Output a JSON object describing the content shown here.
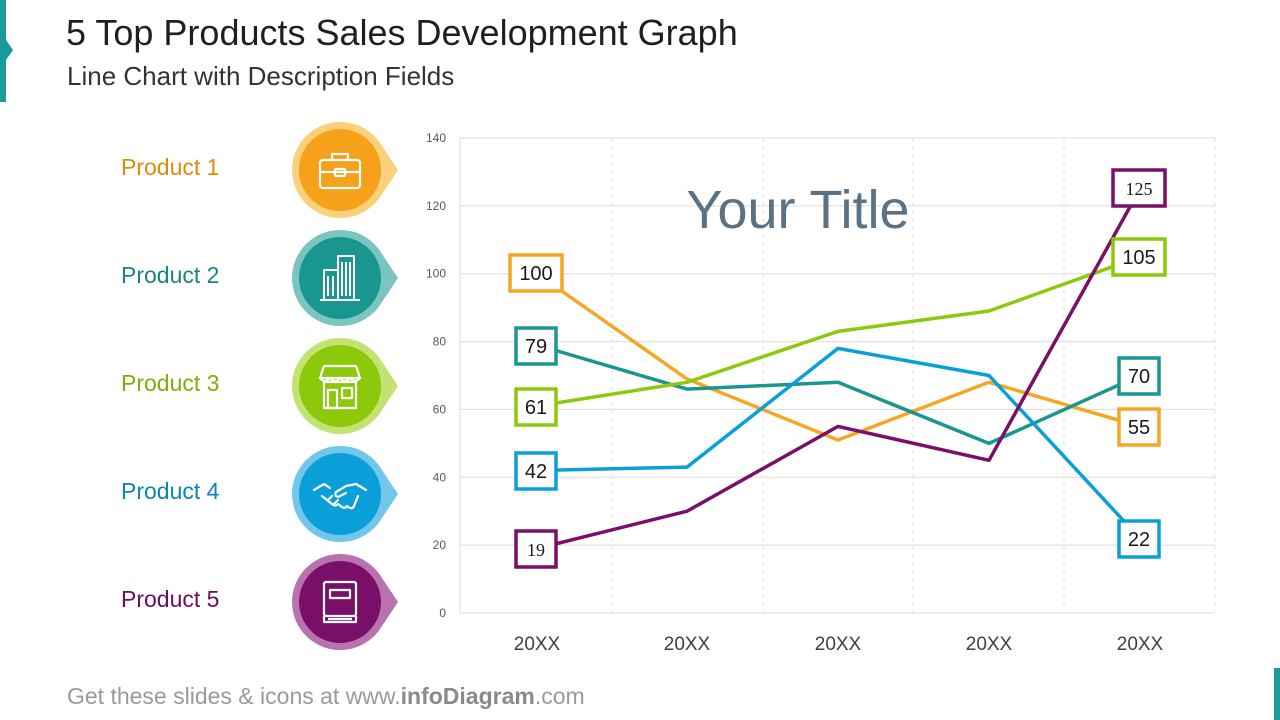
{
  "header": {
    "title": "5 Top Products Sales Development Graph",
    "subtitle": "Line Chart with Description Fields"
  },
  "footer": {
    "prefix": "Get these slides & icons at www.",
    "brand": "infoDiagram",
    "suffix": ".com"
  },
  "products": [
    {
      "label": "Product 1",
      "icon": "toolbox-icon",
      "color": "#f5a11a",
      "light": "#fbd07a"
    },
    {
      "label": "Product 2",
      "icon": "building-icon",
      "color": "#1a9690",
      "light": "#7cc4c0"
    },
    {
      "label": "Product 3",
      "icon": "storefront-icon",
      "color": "#8cc90a",
      "light": "#c2e371"
    },
    {
      "label": "Product 4",
      "icon": "handshake-icon",
      "color": "#0a9fd8",
      "light": "#72c6ea"
    },
    {
      "label": "Product 5",
      "icon": "book-icon",
      "color": "#7a0f6a",
      "light": "#b872ad"
    }
  ],
  "chart_data": {
    "type": "line",
    "title": "Your Title",
    "categories": [
      "20XX",
      "20XX",
      "20XX",
      "20XX",
      "20XX"
    ],
    "ylim": [
      0,
      140
    ],
    "yticks": [
      0,
      20,
      40,
      60,
      80,
      100,
      120,
      140
    ],
    "grid": true,
    "series": [
      {
        "name": "Product 1",
        "color": "#f5a623",
        "values": [
          100,
          69,
          51,
          68,
          55
        ],
        "start_label": "100",
        "end_label": "55"
      },
      {
        "name": "Product 2",
        "color": "#1a9690",
        "values": [
          79,
          66,
          68,
          50,
          70
        ],
        "start_label": "79",
        "end_label": "70"
      },
      {
        "name": "Product 3",
        "color": "#8cc90a",
        "values": [
          61,
          68,
          83,
          89,
          105
        ],
        "start_label": "61",
        "end_label": "105"
      },
      {
        "name": "Product 4",
        "color": "#0a9fd8",
        "values": [
          42,
          43,
          78,
          70,
          22
        ],
        "start_label": "42",
        "end_label": "22"
      },
      {
        "name": "Product 5",
        "color": "#7a0f6a",
        "values": [
          19,
          30,
          55,
          45,
          125
        ],
        "start_label": "19",
        "end_label": "125"
      }
    ]
  }
}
== == ==
● **What to work on**: Except for the pictures, copy the material above exactly.

● **Response for this exercise**:
Output a JSON object describing the content shown here.
{
  "header": {
    "title": "5 Top Products Sales Development Graph",
    "subtitle": "Line Chart with Description Fields"
  },
  "footer": {
    "prefix": "Get these slides & icons at www.",
    "brand": "infoDiagram",
    "suffix": ".com"
  },
  "products": [
    {
      "label": "Product 1",
      "icon": "toolbox-icon",
      "color": "#f5a11a",
      "light": "#fbd07a"
    },
    {
      "label": "Product 2",
      "icon": "building-icon",
      "color": "#1a9690",
      "light": "#7cc4c0"
    },
    {
      "label": "Product 3",
      "icon": "storefront-icon",
      "color": "#8cc90a",
      "light": "#c2e371"
    },
    {
      "label": "Product 4",
      "icon": "handshake-icon",
      "color": "#0a9fd8",
      "light": "#72c6ea"
    },
    {
      "label": "Product 5",
      "icon": "book-icon",
      "color": "#7a0f6a",
      "light": "#b872ad"
    }
  ],
  "chart_data": {
    "type": "line",
    "title": "Your Title",
    "categories": [
      "20XX",
      "20XX",
      "20XX",
      "20XX",
      "20XX"
    ],
    "ylim": [
      0,
      140
    ],
    "yticks": [
      0,
      20,
      40,
      60,
      80,
      100,
      120,
      140
    ],
    "grid": true,
    "series": [
      {
        "name": "Product 1",
        "color": "#f5a623",
        "values": [
          100,
          69,
          51,
          68,
          55
        ],
        "start_label": "100",
        "end_label": "55"
      },
      {
        "name": "Product 2",
        "color": "#1a9690",
        "values": [
          79,
          66,
          68,
          50,
          70
        ],
        "start_label": "79",
        "end_label": "70"
      },
      {
        "name": "Product 3",
        "color": "#8cc90a",
        "values": [
          61,
          68,
          83,
          89,
          105
        ],
        "start_label": "61",
        "end_label": "105"
      },
      {
        "name": "Product 4",
        "color": "#0a9fd8",
        "values": [
          42,
          43,
          78,
          70,
          22
        ],
        "start_label": "42",
        "end_label": "22"
      },
      {
        "name": "Product 5",
        "color": "#7a0f6a",
        "values": [
          19,
          30,
          55,
          45,
          125
        ],
        "start_label": "19",
        "end_label": "125"
      }
    ]
  }
}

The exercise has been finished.